**Exercise inputs:**

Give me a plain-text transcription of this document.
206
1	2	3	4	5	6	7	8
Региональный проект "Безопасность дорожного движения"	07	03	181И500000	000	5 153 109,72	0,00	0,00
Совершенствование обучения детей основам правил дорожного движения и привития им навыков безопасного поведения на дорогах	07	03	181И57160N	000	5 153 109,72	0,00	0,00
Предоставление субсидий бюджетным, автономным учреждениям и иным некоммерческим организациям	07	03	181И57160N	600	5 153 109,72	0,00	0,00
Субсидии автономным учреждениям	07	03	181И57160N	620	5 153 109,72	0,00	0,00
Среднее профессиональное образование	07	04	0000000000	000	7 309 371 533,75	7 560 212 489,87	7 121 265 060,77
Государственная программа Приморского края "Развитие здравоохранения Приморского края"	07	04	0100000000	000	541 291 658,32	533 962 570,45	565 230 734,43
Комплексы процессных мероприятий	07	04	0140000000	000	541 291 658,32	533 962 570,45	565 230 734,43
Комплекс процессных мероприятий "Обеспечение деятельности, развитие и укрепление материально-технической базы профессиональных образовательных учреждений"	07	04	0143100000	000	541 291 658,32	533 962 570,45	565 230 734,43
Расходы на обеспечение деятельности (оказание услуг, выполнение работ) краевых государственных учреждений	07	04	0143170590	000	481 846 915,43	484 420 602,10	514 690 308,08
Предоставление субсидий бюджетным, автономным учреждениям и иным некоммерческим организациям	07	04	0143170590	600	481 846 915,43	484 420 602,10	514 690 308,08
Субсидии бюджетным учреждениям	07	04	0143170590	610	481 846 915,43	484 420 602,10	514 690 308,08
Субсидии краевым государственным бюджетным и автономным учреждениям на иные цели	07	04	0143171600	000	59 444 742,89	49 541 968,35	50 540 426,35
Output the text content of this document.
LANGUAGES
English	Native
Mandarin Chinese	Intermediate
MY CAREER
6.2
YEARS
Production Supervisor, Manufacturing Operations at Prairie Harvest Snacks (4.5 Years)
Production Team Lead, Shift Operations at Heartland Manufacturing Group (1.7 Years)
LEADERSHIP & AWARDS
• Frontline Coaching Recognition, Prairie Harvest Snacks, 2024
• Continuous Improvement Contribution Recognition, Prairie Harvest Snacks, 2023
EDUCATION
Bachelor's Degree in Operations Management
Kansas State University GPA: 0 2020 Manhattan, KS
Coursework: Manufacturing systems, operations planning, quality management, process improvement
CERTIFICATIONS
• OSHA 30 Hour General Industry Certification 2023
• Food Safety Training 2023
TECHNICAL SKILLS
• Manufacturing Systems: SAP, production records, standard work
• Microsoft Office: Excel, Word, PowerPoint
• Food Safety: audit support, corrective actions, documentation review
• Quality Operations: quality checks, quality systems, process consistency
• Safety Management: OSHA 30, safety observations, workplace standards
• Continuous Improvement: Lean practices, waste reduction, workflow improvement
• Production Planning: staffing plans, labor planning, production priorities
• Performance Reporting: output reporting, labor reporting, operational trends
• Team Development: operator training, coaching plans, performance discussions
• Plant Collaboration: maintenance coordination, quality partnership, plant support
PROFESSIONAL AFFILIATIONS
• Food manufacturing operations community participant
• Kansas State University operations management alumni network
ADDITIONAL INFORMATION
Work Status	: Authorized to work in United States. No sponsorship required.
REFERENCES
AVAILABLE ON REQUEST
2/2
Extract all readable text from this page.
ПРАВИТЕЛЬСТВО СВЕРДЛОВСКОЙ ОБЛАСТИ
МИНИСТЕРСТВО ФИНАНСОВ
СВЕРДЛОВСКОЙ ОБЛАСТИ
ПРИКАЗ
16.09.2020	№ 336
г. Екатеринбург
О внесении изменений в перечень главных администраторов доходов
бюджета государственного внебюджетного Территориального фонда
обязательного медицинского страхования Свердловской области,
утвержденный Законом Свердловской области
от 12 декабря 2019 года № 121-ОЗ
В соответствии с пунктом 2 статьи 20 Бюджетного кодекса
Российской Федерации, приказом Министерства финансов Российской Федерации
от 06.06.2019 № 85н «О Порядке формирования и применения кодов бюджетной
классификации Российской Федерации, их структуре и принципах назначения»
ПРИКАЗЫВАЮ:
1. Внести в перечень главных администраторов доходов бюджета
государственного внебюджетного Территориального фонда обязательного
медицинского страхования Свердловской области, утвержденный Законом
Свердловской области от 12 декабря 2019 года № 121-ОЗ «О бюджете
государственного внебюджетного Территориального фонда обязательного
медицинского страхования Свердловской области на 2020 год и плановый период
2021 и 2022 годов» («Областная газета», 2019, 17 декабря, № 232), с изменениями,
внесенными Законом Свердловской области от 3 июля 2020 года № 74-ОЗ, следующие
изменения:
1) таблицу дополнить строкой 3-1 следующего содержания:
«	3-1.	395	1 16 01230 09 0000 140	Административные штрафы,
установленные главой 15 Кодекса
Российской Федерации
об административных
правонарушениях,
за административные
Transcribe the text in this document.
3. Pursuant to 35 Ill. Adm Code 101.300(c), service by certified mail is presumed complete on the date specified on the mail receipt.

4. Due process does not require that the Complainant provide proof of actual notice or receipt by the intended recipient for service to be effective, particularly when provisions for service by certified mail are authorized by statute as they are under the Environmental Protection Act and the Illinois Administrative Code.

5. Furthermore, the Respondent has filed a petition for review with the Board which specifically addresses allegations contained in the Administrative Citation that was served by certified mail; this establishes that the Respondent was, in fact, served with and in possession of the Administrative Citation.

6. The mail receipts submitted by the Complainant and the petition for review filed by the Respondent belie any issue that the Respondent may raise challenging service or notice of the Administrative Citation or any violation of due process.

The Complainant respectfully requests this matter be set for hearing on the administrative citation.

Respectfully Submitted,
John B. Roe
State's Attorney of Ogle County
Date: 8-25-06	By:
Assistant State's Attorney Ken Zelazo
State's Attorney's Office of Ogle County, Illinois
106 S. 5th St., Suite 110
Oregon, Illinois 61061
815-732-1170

**What you are asked to do:**
Output each record precisely as given.

**Solution for this problem:**
Give me a plain-text transcription of this document.
206
1	2	3	4	5	6	7	8
Региональный проект "Безопасность дорожного движения"	07	03	181И500000	000	5 153 109,72	0,00	0,00
Совершенствование обучения детей основам правил дорожного движения и привития им навыков безопасного поведения на дорогах	07	03	181И57160N	000	5 153 109,72	0,00	0,00
Предоставление субсидий бюджетным, автономным учреждениям и иным некоммерческим организациям	07	03	181И57160N	600	5 153 109,72	0,00	0,00
Субсидии автономным учреждениям	07	03	181И57160N	620	5 153 109,72	0,00	0,00
Среднее профессиональное образование	07	04	0000000000	000	7 309 371 533,75	7 560 212 489,87	7 121 265 060,77
Государственная программа Приморского края "Развитие здравоохранения Приморского края"	07	04	0100000000	000	541 291 658,32	533 962 570,45	565 230 734,43
Комплексы процессных мероприятий	07	04	0140000000	000	541 291 658,32	533 962 570,45	565 230 734,43
Комплекс процессных мероприятий "Обеспечение деятельности, развитие и укрепление материально-технической базы профессиональных образовательных учреждений"	07	04	0143100000	000	541 291 658,32	533 962 570,45	565 230 734,43
Расходы на обеспечение деятельности (оказание услуг, выполнение работ) краевых государственных учреждений	07	04	0143170590	000	481 846 915,43	484 420 602,10	514 690 308,08
Предоставление субсидий бюджетным, автономным учреждениям и иным некоммерческим организациям	07	04	0143170590	600	481 846 915,43	484 420 602,10	514 690 308,08
Субсидии бюджетным учреждениям	07	04	0143170590	610	481 846 915,43	484 420 602,10	514 690 308,08
Субсидии краевым государственным бюджетным и автономным учреждениям на иные цели	07	04	0143171600	000	59 444 742,89	49 541 968,35	50 540 426,35
Output the text content of this document.
LANGUAGES
English	Native
Mandarin Chinese	Intermediate
MY CAREER
6.2
YEARS
Production Supervisor, Manufacturing Operations at Prairie Harvest Snacks (4.5 Years)
Production Team Lead, Shift Operations at Heartland Manufacturing Group (1.7 Years)
LEADERSHIP & AWARDS
• Frontline Coaching Recognition, Prairie Harvest Snacks, 2024
• Continuous Improvement Contribution Recognition, Prairie Harvest Snacks, 2023
EDUCATION
Bachelor's Degree in Operations Management
Kansas State University GPA: 0 2020 Manhattan, KS
Coursework: Manufacturing systems, operations planning, quality management, process improvement
CERTIFICATIONS
• OSHA 30 Hour General Industry Certification 2023
• Food Safety Training 2023
TECHNICAL SKILLS
• Manufacturing Systems: SAP, production records, standard work
• Microsoft Office: Excel, Word, PowerPoint
• Food Safety: audit support, corrective actions, documentation review
• Quality Operations: quality checks, quality systems, process consistency
• Safety Management: OSHA 30, safety observations, workplace standards
• Continuous Improvement: Lean practices, waste reduction, workflow improvement
• Production Planning: staffing plans, labor planning, production priorities
• Performance Reporting: output reporting, labor reporting, operational trends
• Team Development: operator training, coaching plans, performance discussions
• Plant Collaboration: maintenance coordination, quality partnership, plant support
PROFESSIONAL AFFILIATIONS
• Food manufacturing operations community participant
• Kansas State University operations management alumni network
ADDITIONAL INFORMATION
Work Status	: Authorized to work in United States. No sponsorship required.
REFERENCES
AVAILABLE ON REQUEST
2/2
Extract all readable text from this page.
ПРАВИТЕЛЬСТВО СВЕРДЛОВСКОЙ ОБЛАСТИ
МИНИСТЕРСТВО ФИНАНСОВ
СВЕРДЛОВСКОЙ ОБЛАСТИ
ПРИКАЗ
16.09.2020	№ 336
г. Екатеринбург
О внесении изменений в перечень главных администраторов доходов
бюджета государственного внебюджетного Территориального фонда
обязательного медицинского страхования Свердловской области,
утвержденный Законом Свердловской области
от 12 декабря 2019 года № 121-ОЗ
В соответствии с пунктом 2 статьи 20 Бюджетного кодекса
Российской Федерации, приказом Министерства финансов Российской Федерации
от 06.06.2019 № 85н «О Порядке формирования и применения кодов бюджетной
классификации Российской Федерации, их структуре и принципах назначения»
ПРИКАЗЫВАЮ:
1. Внести в перечень главных администраторов доходов бюджета
государственного внебюджетного Территориального фонда обязательного
медицинского страхования Свердловской области, утвержденный Законом
Свердловской области от 12 декабря 2019 года № 121-ОЗ «О бюджете
государственного внебюджетного Территориального фонда обязательного
медицинского страхования Свердловской области на 2020 год и плановый период
2021 и 2022 годов» («Областная газета», 2019, 17 декабря, № 232), с изменениями,
внесенными Законом Свердловской области от 3 июля 2020 года № 74-ОЗ, следующие
изменения:
1) таблицу дополнить строкой 3-1 следующего содержания:
«	3-1.	395	1 16 01230 09 0000 140	Административные штрафы,
установленные главой 15 Кодекса
Российской Федерации
об административных
правонарушениях,
за административные
Transcribe the text in this document.
3. Pursuant to 35 Ill. Adm Code 101.300(c), service by certified mail is presumed complete on the date specified on the mail receipt.

4. Due process does not require that the Complainant provide proof of actual notice or receipt by the intended recipient for service to be effective, particularly when provisions for service by certified mail are authorized by statute as they are under the Environmental Protection Act and the Illinois Administrative Code.

5. Furthermore, the Respondent has filed a petition for review with the Board which specifically addresses allegations contained in the Administrative Citation that was served by certified mail; this establishes that the Respondent was, in fact, served with and in possession of the Administrative Citation.

6. The mail receipts submitted by the Complainant and the petition for review filed by the Respondent belie any issue that the Respondent may raise challenging service or notice of the Administrative Citation or any violation of due process.

The Complainant respectfully requests this matter be set for hearing on the administrative citation.

Respectfully Submitted,
John B. Roe
State's Attorney of Ogle County
Date: 8-25-06	By:
Assistant State's Attorney Ken Zelazo
State's Attorney's Office of Ogle County, Illinois
106 S. 5th St., Suite 110
Oregon, Illinois 61061
815-732-1170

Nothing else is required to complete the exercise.